Given problem - Identify each line below containing the string "page" and copy it.

__________

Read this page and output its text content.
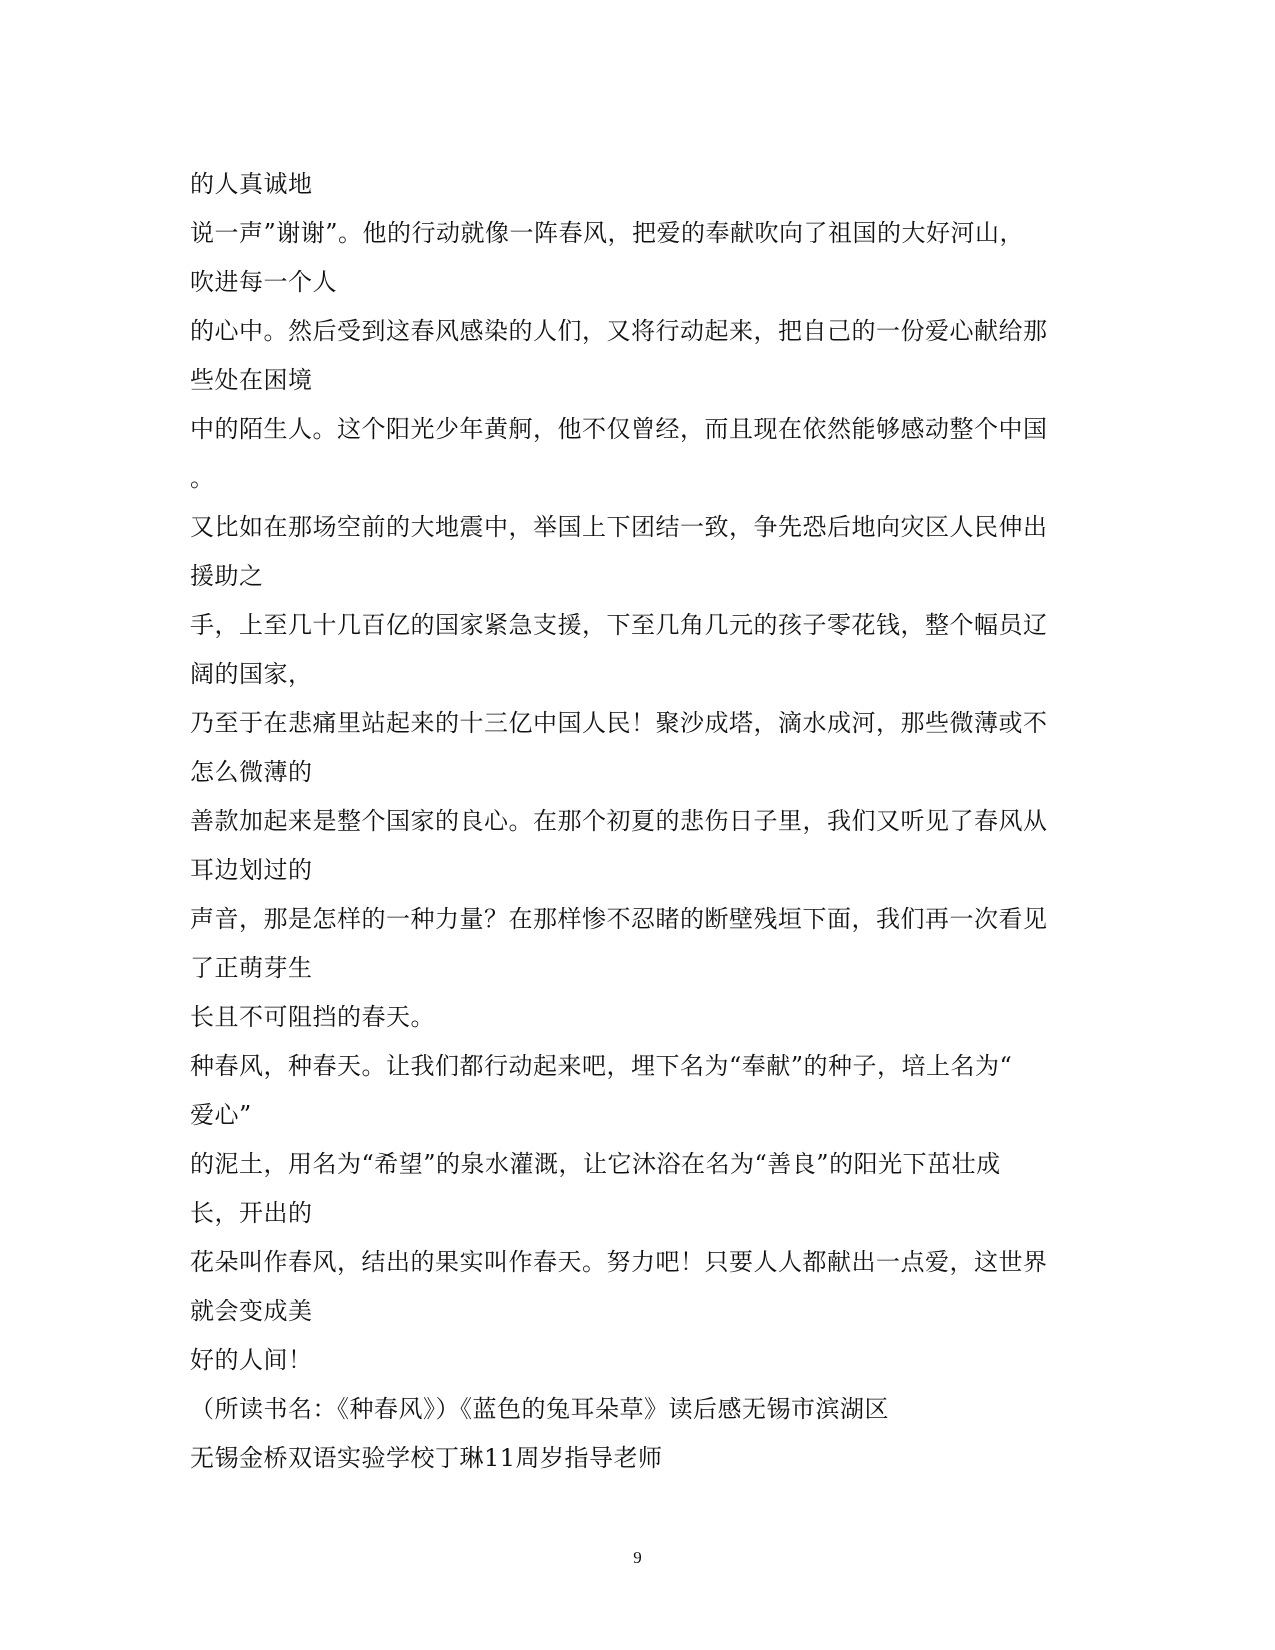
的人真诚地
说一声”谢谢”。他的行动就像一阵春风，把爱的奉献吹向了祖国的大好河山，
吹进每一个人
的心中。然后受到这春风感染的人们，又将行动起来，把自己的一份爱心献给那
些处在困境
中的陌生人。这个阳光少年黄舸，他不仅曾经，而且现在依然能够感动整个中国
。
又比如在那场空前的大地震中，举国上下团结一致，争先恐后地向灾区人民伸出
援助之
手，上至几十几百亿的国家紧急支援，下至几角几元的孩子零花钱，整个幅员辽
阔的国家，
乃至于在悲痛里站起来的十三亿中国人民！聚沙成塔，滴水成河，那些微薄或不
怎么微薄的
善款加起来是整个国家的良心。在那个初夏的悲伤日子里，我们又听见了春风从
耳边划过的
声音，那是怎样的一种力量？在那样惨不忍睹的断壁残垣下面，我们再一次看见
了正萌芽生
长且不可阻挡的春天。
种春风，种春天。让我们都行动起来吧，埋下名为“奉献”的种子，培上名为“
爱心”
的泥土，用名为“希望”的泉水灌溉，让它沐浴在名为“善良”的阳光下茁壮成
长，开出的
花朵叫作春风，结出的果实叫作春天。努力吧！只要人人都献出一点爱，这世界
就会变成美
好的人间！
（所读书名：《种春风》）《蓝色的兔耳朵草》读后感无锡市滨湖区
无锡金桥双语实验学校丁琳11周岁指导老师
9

__________

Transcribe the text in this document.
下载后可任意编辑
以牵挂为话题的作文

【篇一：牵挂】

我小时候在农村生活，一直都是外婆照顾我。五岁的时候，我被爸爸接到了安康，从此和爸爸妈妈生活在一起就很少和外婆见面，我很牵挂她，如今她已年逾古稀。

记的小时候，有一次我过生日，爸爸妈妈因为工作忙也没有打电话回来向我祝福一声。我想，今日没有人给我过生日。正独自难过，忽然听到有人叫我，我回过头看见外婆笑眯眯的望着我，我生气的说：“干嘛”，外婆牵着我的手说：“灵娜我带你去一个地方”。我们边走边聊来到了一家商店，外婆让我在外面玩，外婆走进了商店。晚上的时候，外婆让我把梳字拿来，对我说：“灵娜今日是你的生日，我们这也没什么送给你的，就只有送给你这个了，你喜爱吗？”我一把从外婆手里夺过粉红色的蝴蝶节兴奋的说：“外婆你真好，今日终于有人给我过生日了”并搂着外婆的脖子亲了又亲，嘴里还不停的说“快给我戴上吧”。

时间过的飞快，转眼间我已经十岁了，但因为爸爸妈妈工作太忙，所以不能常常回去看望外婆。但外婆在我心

__________

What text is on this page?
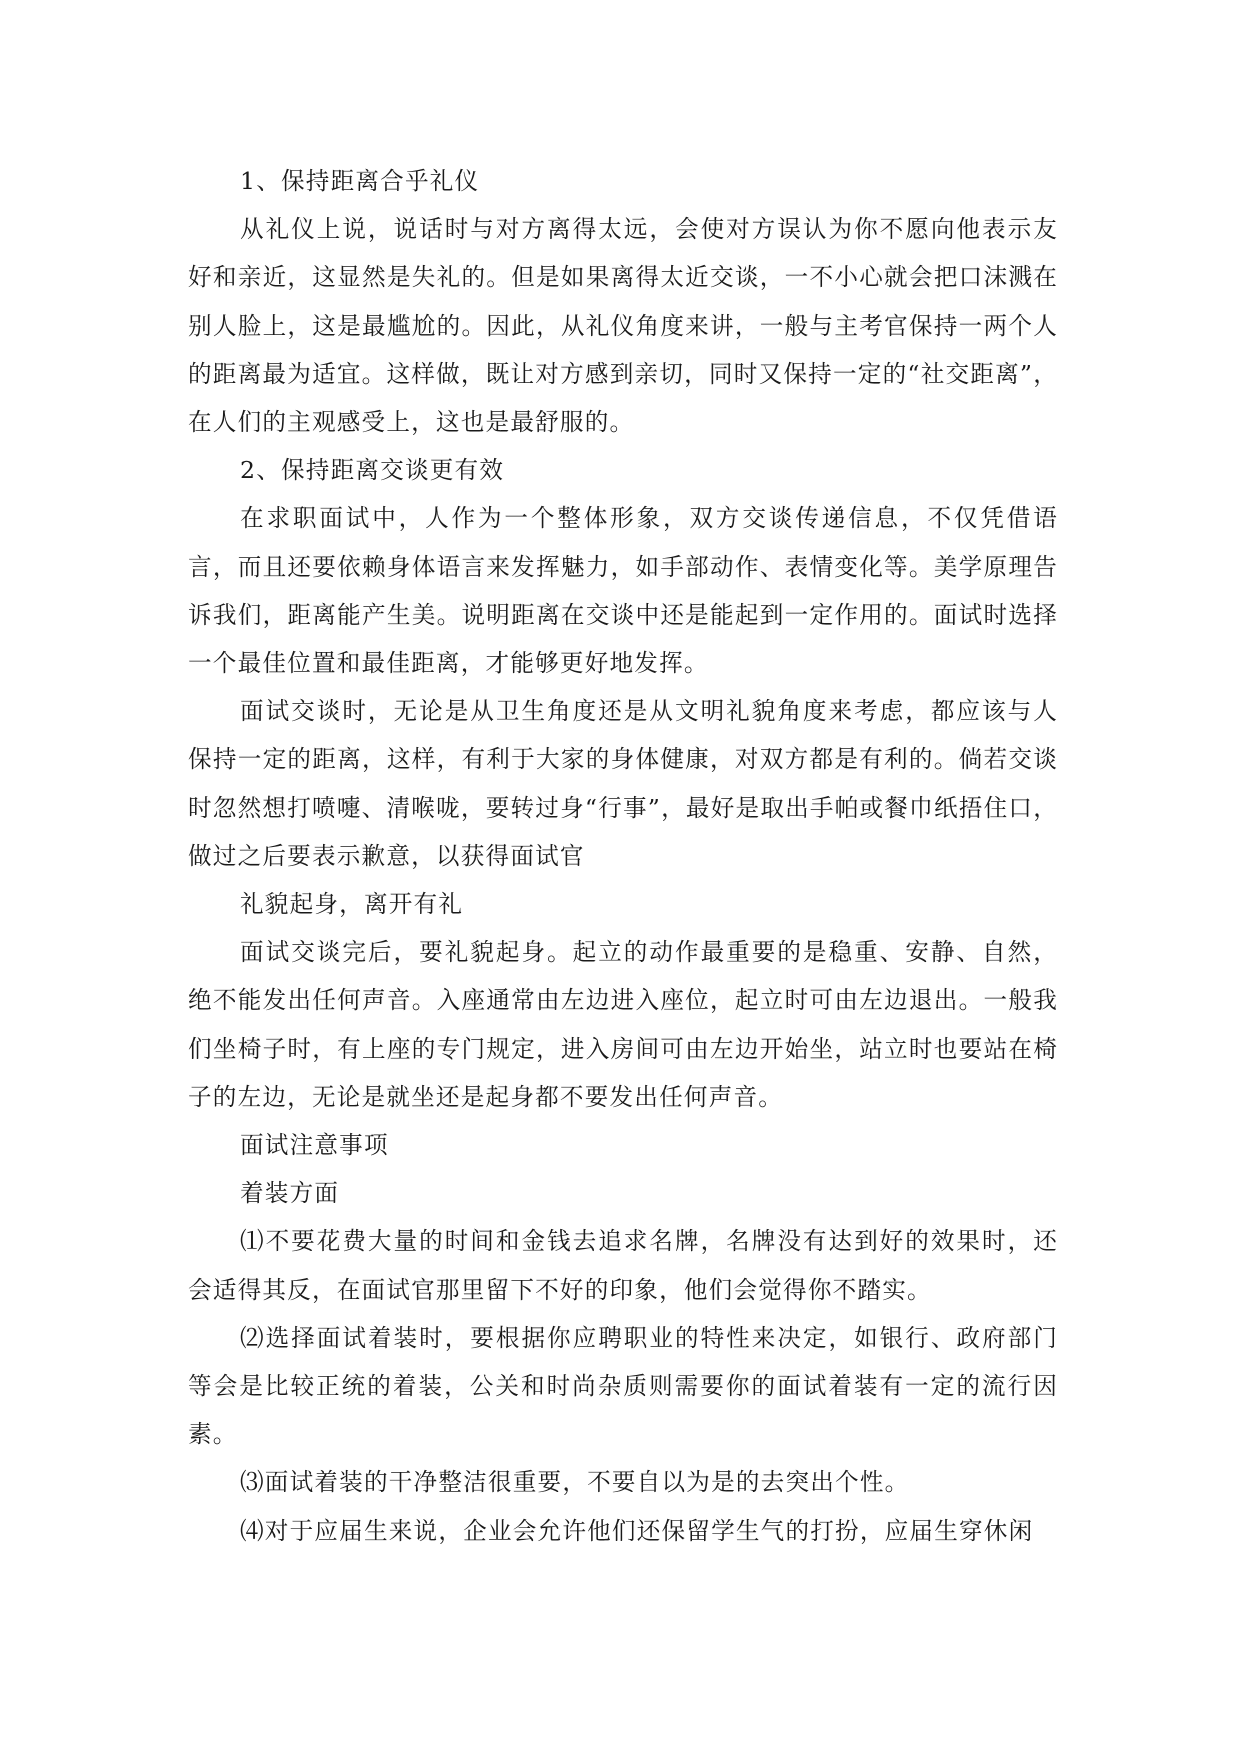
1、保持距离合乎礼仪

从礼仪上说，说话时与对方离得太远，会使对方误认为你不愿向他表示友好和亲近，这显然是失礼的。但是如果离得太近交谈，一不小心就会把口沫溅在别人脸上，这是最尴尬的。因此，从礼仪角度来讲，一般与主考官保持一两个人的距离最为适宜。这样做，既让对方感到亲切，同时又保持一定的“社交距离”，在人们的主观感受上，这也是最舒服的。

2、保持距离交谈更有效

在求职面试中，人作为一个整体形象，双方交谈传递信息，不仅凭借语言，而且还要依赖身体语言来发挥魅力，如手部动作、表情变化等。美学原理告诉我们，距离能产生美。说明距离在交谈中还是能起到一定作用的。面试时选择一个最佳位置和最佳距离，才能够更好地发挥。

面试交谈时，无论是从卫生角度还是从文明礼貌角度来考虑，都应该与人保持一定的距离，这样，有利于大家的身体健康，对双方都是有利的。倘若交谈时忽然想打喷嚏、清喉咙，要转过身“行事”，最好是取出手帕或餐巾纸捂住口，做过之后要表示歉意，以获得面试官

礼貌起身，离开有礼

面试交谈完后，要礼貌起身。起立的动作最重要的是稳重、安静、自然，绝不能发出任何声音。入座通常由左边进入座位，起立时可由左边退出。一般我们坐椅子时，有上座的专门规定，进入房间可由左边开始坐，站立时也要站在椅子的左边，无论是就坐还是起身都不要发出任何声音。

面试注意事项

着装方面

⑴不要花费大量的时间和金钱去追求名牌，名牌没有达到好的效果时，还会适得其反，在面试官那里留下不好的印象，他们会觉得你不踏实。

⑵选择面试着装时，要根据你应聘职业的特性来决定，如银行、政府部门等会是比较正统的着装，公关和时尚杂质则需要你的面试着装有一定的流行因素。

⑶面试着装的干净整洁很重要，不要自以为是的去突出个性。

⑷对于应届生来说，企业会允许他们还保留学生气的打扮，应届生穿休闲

__________

Exercise response -
Read this page and output its text content.
What text is on this page?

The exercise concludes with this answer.